> TEXT TO READ:
■ ■ ■ ■ ■ ■ ■

STATE of West Virginia ex rel., Julie Massanopoli PIPER, Administratrix of the Estate of William Lee Piper, Deceased, Petitioner v. Honorable David H. SANDERS, Judge of the Circuit Court of Jefferson County; and Robin Skinner Prinz, as Personal Representative for the Estate of Kyle Hoffman, Jr., Respondents.
-- March 23, 2012
Michael D. Lorensen, Esq., Jared M. Adams, Esq., Bowles Rice McDavid Graff & Love, Martinsburg, WV, for Petitioner.Stephen G. Skinner, Esq., Skinner Law Firm, Charles Town, WV, for Respondent Robin, Skinner Prinz.
Petitioner Julie Massanopoli Piper, Administratrix of the Estate of William Lee Piper, asks this Court for a writ of prohibition to prevent the Circuit Court of Jefferson County from enforcing its denial of a stay of the underlying wrongful death action pending final resolution on appeal of a declaratory judgment involving insurance coverage against State Farm Fire & Casualty Company. For the reasons that follow, this Court denies the writ.
In October 2007, Kyle Hoffman, Jr. was a passenger in an automobile driven by William Piper when the automobile was involved in an accident resulting in the deaths of Mr. Hoffman and Mr. Piper.
In October 2009, Robin Skinner Prinz, as Administratrix of the Estate of Kyle Hoffman, Jr., the plaintiff below and respondent herein, filed a complaint in the Circuit Court of Jefferson County which contained four counts. Relevant to the instant case, count one of the complaint asserts a wrongful death claim against Julie Massanopoli Piper, as Administratrix of the Estate of William Piper, the defendant and petitioner herein, and count four asserts a declaratory judgment claim against State Farm Fire & Casualty Company (hereinafter “State Farm”). According to the complaint, William Piper's grandfather maintained a personal liability umbrella policy through State Farm which provided coverage to William Piper as a relative whose primary residence was his grandfather's household.
The parties filed a joint motion to bifurcate the wrongful death and declaratory judgment actions and moved for a stay of the wrongful death claim pending a full and final resolution of Respondent Prinz's declaratory judgment action against State Farm. In July 2010, the circuit court granted the motions to bifurcate and to stay the wrongful death action pending resolution of the declaratory judgment action.

■ ■ ■ ■ ■ ■ ■

> WRITTEN PROBLEM A:
According to the court opinion, who maintained the personal liability umbrella policy through State Farm?
> WRITTEN PROBLEM B:
Carry the court opinion forward from its last sentence.
The material after this point comes from a different source.

■ ■ ■ ■ ■ ■ ■

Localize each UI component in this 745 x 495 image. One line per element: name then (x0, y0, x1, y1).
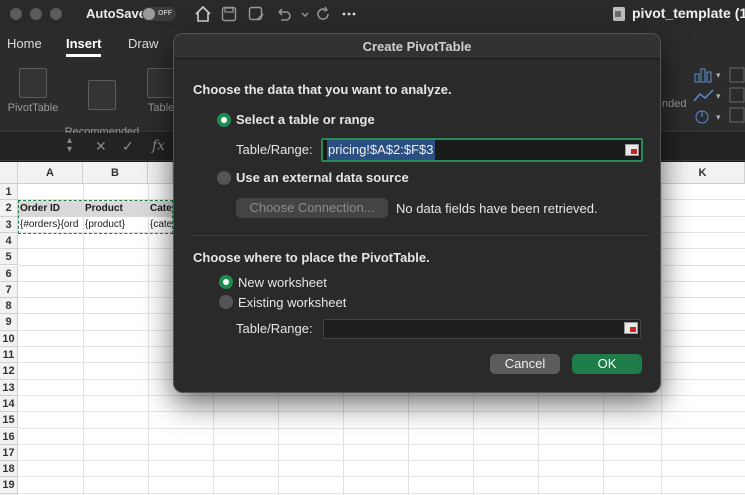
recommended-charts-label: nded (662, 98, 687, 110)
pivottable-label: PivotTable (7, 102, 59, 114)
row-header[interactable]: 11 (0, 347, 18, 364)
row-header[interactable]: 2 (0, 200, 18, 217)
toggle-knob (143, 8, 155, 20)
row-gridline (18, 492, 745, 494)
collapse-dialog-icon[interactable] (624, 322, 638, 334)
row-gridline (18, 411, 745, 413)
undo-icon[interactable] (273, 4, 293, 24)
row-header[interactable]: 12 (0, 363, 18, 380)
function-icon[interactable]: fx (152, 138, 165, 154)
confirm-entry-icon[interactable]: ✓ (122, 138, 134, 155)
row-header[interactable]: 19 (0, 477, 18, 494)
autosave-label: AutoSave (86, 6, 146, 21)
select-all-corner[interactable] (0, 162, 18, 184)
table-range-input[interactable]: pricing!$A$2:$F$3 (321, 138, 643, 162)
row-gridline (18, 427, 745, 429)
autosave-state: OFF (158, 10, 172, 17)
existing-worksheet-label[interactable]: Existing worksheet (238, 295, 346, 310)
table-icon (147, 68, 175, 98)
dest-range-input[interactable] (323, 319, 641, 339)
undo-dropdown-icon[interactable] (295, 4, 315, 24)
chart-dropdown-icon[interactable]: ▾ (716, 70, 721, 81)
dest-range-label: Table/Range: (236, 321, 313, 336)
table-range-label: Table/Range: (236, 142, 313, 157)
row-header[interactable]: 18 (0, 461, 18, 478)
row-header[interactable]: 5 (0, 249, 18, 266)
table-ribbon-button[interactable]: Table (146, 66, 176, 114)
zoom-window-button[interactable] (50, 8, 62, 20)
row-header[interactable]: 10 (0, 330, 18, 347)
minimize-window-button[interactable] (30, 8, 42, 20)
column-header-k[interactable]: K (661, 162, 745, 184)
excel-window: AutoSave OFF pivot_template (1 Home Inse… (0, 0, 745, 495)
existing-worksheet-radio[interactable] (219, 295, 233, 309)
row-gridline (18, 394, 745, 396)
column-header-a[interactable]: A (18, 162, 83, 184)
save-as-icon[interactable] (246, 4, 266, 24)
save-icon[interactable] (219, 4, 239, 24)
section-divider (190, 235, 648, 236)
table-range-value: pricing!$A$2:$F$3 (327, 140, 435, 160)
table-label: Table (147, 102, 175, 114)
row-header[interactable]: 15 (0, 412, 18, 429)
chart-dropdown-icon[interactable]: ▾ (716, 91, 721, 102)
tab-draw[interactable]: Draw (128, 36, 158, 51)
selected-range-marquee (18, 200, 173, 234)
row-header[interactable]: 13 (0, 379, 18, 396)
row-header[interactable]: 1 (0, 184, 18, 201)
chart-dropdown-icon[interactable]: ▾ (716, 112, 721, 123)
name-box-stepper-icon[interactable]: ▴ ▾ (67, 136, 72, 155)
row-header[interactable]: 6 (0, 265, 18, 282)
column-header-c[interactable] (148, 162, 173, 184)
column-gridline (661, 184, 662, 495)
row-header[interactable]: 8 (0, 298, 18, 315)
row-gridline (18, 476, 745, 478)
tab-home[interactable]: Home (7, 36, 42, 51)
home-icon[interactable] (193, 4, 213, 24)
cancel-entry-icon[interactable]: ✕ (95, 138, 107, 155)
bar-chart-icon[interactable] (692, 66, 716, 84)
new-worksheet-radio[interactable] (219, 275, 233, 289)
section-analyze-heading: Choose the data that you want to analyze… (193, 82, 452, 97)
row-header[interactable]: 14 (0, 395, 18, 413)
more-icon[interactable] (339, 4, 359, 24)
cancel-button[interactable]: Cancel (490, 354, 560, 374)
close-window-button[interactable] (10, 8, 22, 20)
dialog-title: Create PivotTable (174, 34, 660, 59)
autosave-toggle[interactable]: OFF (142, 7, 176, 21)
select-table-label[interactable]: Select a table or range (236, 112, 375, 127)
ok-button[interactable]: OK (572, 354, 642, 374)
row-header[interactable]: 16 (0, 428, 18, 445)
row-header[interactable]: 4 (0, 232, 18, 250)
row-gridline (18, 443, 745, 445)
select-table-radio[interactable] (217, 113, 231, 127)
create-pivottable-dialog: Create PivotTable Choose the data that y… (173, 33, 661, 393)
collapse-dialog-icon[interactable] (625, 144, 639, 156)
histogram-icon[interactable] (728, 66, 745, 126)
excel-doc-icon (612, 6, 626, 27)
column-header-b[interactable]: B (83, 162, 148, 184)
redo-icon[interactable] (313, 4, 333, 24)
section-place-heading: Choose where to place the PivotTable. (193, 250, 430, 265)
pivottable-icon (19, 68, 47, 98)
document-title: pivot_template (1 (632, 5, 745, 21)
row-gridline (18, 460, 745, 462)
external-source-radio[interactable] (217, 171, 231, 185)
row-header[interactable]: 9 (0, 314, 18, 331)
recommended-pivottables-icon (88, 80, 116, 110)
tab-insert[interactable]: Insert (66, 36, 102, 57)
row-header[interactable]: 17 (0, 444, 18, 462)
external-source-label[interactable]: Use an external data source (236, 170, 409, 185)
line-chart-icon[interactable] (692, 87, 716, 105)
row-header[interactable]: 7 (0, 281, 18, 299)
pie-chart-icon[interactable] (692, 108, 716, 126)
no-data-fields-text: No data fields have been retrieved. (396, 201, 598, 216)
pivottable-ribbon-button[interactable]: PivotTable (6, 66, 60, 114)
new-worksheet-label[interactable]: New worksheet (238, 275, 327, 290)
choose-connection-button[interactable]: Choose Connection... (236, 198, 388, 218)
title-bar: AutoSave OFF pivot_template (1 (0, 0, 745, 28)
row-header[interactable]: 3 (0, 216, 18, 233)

■ ■ ■ ■ ■ ■ ■

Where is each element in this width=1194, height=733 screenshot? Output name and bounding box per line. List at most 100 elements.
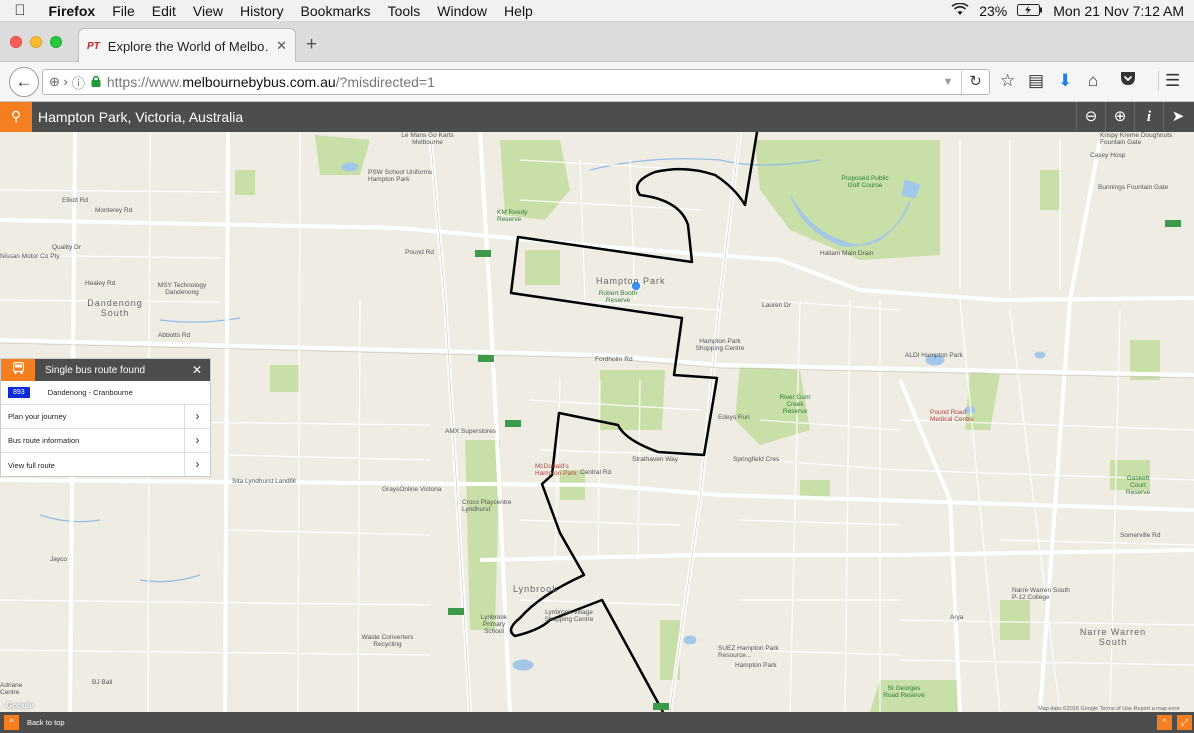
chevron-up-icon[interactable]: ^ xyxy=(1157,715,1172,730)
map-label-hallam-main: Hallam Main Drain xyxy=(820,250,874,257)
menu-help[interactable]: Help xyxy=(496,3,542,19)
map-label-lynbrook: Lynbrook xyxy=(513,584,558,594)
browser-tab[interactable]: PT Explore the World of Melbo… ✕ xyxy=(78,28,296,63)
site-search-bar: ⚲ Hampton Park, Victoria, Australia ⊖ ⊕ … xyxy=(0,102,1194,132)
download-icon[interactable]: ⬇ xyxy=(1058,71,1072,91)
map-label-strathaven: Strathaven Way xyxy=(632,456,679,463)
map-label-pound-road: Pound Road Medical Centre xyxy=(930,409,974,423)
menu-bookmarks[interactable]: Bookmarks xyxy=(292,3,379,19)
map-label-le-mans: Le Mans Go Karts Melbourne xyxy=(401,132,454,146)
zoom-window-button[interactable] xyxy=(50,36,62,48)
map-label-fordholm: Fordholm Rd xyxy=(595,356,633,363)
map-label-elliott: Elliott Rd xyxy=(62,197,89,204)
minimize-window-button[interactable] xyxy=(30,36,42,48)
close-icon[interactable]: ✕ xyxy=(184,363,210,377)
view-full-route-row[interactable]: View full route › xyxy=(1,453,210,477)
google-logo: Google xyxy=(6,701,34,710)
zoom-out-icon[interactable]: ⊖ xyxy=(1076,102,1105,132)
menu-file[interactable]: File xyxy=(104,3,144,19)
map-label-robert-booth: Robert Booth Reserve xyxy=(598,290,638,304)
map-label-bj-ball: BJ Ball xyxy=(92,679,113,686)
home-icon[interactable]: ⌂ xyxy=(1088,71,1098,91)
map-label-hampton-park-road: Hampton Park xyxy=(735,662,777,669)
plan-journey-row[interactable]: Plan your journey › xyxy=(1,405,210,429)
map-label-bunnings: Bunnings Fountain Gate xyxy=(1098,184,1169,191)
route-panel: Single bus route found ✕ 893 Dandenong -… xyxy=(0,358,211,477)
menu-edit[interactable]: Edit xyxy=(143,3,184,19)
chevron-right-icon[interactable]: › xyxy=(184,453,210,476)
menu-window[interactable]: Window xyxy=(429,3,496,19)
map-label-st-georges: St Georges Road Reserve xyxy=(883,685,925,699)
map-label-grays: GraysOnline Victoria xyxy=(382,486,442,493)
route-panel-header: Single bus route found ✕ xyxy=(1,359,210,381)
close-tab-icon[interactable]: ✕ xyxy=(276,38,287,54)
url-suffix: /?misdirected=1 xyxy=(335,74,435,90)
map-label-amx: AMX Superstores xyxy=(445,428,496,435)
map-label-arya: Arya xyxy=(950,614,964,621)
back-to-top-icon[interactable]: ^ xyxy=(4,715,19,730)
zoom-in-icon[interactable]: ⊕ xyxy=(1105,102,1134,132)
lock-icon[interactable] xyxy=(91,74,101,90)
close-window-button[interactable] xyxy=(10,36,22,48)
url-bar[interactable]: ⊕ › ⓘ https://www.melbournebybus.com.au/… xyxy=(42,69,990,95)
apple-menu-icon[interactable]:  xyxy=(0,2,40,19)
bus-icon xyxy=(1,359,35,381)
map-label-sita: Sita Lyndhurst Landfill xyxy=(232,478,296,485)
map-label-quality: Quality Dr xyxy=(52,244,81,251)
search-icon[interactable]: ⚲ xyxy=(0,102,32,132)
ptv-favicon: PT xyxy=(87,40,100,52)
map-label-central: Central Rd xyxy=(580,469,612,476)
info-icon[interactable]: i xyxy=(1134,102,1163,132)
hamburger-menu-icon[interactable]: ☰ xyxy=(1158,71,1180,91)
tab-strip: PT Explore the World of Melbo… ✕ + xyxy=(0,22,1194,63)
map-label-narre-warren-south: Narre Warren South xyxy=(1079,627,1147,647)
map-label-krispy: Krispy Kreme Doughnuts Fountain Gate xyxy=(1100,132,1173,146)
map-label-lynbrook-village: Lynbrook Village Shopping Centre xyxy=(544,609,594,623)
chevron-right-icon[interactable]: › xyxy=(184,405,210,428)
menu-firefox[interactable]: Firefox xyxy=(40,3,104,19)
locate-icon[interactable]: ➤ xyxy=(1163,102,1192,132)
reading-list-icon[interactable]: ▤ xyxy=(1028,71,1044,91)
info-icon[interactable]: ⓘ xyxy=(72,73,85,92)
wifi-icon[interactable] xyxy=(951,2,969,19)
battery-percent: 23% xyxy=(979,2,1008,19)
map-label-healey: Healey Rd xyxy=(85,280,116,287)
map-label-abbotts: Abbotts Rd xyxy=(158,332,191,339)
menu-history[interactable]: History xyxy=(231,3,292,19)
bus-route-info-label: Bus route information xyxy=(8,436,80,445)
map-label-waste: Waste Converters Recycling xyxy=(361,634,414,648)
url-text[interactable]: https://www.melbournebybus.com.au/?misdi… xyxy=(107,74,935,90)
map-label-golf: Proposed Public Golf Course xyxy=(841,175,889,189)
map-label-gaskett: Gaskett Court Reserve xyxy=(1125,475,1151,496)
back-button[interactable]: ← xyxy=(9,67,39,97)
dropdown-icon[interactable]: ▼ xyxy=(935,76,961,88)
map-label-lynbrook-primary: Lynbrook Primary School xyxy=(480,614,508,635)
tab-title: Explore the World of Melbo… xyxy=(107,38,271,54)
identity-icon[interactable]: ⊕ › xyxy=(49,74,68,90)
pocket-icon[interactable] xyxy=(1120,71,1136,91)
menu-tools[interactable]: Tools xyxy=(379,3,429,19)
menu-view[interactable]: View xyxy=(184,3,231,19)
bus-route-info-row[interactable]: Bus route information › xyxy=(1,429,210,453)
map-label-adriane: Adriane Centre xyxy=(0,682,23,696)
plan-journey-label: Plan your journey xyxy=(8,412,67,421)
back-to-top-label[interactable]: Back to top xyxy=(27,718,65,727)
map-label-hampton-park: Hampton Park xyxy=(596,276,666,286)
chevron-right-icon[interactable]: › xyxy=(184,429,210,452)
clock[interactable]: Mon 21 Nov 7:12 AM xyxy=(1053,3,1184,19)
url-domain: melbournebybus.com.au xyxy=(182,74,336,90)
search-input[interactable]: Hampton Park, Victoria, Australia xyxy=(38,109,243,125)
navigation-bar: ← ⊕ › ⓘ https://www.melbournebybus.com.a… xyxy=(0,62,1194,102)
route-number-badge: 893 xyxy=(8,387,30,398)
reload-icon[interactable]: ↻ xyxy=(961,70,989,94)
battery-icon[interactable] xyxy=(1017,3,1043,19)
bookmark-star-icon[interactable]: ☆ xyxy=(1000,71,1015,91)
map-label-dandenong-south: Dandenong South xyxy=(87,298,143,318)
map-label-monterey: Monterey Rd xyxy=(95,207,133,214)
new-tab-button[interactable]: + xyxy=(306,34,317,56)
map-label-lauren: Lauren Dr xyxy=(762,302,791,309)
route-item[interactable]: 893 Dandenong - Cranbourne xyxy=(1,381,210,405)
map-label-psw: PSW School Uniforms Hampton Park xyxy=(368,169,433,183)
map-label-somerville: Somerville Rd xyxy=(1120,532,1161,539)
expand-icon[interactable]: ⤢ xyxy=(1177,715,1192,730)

■ ■ ■ ■ ■ ■ ■

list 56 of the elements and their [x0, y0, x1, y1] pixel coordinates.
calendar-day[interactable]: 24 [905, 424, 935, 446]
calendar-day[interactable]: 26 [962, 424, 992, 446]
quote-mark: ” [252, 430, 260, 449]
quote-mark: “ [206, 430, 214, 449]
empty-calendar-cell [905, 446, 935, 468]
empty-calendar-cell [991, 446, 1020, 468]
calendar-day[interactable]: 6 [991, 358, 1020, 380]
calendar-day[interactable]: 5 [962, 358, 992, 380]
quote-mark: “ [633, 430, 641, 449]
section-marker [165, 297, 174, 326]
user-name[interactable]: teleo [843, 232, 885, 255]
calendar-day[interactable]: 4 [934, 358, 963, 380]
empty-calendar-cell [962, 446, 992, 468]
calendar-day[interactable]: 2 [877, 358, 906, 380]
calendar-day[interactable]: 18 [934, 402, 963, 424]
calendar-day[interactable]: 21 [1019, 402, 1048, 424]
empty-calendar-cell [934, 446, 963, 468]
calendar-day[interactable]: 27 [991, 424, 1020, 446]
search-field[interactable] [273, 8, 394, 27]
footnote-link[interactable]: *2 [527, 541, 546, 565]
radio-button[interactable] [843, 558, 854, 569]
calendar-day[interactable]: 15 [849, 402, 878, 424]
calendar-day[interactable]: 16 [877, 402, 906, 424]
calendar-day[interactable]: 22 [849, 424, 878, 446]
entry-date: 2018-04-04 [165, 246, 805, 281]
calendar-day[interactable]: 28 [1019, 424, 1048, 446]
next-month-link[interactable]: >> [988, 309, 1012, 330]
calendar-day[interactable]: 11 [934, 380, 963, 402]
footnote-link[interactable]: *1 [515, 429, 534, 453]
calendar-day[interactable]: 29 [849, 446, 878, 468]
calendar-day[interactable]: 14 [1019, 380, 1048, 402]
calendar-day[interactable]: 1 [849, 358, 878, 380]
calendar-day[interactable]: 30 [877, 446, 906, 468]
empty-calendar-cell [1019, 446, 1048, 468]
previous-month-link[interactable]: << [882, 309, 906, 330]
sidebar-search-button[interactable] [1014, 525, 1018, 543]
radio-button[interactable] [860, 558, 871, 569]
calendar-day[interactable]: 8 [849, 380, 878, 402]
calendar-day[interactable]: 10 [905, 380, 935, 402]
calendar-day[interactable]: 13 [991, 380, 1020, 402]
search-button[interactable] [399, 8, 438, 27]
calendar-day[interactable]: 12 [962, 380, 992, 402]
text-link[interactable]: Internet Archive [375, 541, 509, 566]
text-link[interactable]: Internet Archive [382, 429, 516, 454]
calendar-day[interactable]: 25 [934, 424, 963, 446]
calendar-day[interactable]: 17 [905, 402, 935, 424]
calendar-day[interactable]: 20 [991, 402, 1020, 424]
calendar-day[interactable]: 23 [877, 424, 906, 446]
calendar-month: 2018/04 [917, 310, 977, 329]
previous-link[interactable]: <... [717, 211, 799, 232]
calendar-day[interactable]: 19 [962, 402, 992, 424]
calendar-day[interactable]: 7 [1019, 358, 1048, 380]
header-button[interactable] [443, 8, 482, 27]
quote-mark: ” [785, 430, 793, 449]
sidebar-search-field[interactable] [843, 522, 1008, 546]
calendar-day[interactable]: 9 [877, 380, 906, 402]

■ ■ ■ ■ ■ ■ ■

> RIGHT ANSWER A:
William Piper's grandfather.

> RIGHT ANSWER B:
The circuit court conducted a jury trial on the declaratory judgment action in June 2011, in which the jury found that the State Farm umbrella policy provides liability coverage for the allegedly negligent actions of William Piper in the death of Kyle Hoffman, Jr.
The circuit court subsequently entered a scheduling order, to which none of the parties objected, providing a trial date of January 17, 2012, for the wrongful death action. State Farm thereafter filed a notice of appeal of the declaratory judgment with this Court. The petitioner then filed a motion for a stay of the wrongful death action pending this Court's resolution of State Farm's appeal. Respondent Prinz opposed the motion for a stay. On October 31, 2011, the circuit court denied the petitioner's motion to stay the wrongful death action and found as follows:
2. Defendant has offered no authority—statutory, precedential or otherwise—supporting her claim that such a stay is proper.
3. The outcome of the declaratory judgment coverage action has no bearing on the issues at bar in the tort action.
4. Staying the tort action pending resolution of the declaratory judgment action runs counter to the interests of judicial economy, as it would unnecessarily delay resolution of the tort action.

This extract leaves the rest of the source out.